Each line that holds the word "title" is to be identified and copied.

(Dataset records)
————

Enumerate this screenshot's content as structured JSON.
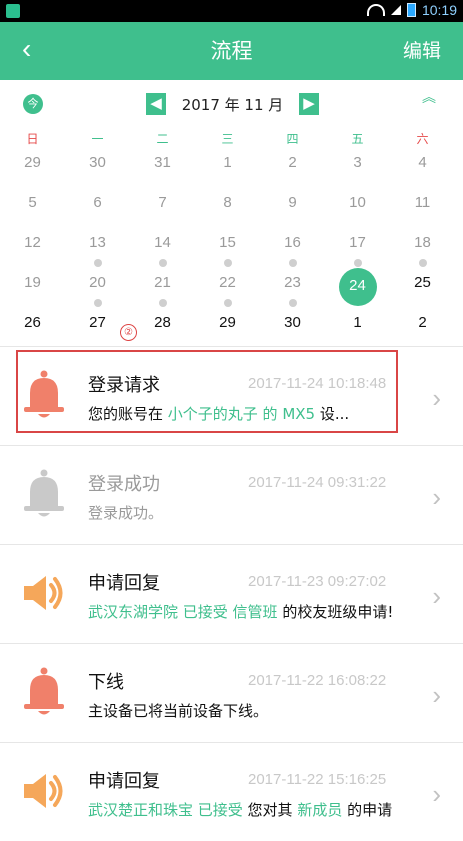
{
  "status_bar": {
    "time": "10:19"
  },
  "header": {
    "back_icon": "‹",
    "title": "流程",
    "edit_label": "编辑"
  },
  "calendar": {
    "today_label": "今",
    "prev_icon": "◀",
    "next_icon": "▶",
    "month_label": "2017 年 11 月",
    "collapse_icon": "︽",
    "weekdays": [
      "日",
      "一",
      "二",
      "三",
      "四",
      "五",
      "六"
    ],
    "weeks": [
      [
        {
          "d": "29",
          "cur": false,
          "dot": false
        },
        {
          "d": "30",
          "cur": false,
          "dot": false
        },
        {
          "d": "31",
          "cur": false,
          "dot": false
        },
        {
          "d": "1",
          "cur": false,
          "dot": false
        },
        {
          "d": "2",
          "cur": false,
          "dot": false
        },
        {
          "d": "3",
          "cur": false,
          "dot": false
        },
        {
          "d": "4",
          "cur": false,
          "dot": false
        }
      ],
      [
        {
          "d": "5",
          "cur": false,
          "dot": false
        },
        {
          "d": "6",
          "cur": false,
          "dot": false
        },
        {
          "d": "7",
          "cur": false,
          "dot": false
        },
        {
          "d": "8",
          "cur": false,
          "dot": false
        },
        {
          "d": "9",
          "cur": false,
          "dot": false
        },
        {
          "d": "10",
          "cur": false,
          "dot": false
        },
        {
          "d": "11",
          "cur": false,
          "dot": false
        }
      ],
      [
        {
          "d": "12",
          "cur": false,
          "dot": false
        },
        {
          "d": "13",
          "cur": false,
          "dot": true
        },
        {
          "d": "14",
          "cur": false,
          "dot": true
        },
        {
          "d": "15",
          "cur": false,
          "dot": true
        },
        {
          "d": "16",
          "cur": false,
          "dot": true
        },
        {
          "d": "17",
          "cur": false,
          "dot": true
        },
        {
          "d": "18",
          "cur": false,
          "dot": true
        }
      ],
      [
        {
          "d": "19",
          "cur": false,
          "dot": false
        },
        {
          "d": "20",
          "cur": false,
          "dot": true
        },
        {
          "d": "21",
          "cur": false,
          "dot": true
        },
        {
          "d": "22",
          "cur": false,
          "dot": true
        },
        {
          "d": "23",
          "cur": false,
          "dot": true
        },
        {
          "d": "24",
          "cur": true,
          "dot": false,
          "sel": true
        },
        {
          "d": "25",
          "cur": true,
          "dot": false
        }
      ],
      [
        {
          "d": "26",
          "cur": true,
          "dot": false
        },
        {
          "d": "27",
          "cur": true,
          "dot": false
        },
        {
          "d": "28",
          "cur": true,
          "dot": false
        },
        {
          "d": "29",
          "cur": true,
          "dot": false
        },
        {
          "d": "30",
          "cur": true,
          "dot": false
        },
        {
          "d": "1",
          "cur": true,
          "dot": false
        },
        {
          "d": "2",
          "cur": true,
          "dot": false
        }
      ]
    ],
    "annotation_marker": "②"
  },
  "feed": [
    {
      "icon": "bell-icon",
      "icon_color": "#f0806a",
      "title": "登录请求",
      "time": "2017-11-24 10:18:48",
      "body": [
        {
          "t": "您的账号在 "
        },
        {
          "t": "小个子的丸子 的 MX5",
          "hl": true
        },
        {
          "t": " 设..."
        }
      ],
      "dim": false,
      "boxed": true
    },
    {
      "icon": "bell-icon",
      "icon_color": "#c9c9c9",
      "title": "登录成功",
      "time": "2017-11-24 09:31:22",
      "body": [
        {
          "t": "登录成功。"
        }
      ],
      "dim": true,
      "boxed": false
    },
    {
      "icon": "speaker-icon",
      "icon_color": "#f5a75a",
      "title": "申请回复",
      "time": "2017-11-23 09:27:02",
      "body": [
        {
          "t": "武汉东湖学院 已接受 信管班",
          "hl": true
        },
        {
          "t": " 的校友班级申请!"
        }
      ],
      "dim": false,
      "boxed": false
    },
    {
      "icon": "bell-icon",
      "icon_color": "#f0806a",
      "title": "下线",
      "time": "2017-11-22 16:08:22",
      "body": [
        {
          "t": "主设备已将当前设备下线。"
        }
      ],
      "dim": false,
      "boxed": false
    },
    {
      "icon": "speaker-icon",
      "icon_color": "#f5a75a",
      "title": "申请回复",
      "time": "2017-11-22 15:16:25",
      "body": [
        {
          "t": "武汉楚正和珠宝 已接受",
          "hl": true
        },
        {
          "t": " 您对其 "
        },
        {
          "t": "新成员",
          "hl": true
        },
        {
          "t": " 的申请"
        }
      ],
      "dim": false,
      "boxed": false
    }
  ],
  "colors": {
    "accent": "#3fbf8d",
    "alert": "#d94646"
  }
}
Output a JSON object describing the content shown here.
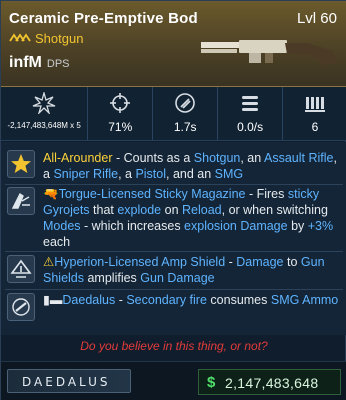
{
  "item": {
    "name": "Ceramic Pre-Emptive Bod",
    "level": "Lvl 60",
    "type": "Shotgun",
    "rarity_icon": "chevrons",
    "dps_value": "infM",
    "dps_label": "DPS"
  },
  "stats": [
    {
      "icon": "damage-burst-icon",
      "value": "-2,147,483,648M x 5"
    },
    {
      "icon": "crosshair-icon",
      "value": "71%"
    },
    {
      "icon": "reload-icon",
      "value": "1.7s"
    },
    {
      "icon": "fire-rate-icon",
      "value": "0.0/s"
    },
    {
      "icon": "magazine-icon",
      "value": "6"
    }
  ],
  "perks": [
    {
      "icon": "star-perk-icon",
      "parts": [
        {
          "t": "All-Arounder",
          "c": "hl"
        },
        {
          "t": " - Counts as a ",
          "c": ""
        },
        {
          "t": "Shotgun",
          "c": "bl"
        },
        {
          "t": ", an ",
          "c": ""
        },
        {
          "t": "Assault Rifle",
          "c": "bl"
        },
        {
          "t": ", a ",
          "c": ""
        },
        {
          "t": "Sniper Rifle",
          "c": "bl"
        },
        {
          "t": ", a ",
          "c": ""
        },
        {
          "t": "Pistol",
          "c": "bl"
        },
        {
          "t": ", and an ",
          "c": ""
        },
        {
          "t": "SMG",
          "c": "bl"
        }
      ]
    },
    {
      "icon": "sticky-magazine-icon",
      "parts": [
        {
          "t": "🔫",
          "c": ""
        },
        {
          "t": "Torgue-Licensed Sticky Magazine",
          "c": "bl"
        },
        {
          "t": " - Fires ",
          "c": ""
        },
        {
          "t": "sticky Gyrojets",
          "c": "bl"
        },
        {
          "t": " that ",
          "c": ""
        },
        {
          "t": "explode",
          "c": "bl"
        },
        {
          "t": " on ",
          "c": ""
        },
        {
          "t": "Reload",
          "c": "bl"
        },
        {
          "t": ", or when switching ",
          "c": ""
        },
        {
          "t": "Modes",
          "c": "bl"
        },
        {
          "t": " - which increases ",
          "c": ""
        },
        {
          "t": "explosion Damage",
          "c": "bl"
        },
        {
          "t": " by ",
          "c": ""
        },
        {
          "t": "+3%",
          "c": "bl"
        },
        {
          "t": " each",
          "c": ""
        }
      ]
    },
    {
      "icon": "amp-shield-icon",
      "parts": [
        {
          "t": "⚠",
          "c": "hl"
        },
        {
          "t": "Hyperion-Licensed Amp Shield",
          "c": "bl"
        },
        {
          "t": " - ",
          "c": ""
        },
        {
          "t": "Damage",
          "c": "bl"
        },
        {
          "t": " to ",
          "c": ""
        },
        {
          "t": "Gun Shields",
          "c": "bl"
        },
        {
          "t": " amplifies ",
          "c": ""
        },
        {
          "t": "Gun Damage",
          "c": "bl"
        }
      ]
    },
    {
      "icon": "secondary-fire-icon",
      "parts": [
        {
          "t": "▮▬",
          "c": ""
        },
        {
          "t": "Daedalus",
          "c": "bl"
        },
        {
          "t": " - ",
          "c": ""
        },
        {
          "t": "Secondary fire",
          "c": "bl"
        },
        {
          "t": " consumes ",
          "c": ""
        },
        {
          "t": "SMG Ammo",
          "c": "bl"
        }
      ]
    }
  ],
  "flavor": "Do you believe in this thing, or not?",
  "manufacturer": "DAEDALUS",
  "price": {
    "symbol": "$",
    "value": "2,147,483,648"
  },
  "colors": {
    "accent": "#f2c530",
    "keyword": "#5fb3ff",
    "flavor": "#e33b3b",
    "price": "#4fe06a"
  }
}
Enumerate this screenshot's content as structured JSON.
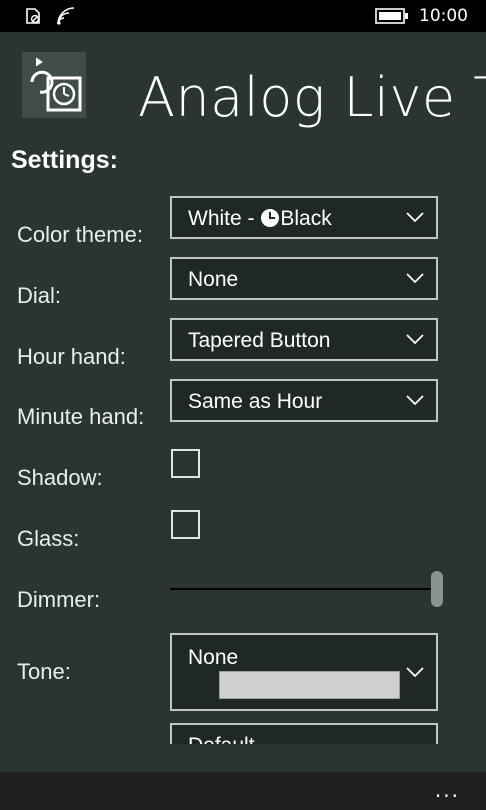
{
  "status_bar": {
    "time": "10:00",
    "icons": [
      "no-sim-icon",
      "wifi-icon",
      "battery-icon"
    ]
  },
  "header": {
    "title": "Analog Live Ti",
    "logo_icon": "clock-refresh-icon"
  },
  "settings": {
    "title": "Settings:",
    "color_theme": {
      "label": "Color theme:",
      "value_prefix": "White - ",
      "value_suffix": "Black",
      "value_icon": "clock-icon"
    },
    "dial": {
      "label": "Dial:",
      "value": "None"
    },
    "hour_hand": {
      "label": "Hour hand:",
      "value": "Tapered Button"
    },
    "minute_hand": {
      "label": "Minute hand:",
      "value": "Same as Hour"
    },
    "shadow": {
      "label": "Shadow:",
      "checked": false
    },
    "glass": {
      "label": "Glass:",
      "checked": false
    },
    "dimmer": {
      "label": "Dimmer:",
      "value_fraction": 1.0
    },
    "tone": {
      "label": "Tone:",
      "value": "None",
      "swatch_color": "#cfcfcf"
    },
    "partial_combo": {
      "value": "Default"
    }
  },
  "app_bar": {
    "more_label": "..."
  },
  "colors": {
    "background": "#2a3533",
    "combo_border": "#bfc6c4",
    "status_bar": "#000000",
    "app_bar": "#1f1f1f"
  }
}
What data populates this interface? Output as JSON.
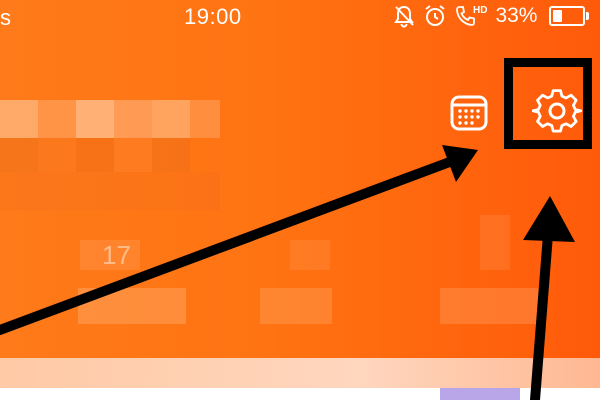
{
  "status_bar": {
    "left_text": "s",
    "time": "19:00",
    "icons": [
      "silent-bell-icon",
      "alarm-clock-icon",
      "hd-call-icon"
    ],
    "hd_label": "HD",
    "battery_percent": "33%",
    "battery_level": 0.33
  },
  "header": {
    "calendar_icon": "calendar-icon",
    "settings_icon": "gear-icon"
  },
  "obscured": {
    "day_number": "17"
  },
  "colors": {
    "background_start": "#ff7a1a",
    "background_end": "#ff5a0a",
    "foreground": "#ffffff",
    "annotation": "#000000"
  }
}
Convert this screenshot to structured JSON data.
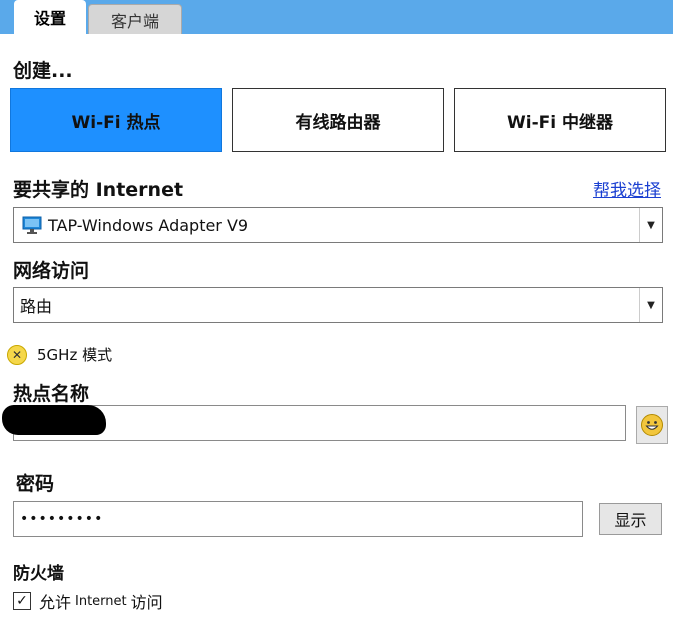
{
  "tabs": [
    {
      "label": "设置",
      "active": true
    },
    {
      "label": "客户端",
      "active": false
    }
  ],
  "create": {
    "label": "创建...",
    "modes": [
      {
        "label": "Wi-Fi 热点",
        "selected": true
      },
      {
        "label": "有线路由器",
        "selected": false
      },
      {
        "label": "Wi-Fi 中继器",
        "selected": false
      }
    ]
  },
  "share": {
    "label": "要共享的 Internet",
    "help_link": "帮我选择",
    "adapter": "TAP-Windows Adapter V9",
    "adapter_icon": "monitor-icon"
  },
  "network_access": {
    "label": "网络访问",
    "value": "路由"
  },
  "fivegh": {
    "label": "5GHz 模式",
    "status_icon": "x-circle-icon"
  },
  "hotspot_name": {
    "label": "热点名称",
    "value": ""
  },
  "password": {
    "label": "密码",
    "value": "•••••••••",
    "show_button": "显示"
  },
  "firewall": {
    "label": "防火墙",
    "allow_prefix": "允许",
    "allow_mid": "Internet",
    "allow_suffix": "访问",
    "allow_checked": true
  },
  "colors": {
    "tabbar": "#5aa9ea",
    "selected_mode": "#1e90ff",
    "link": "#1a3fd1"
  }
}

————

* ANSWER TO THE TASK:
    "title": "流程",
      "title": "登录请求",
      "title": "登录成功",
      "title": "申请回复",
      "title": "下线",
      "title": "申请回复",
    "title": "Analog Live Ti",
    "title": "Settings:",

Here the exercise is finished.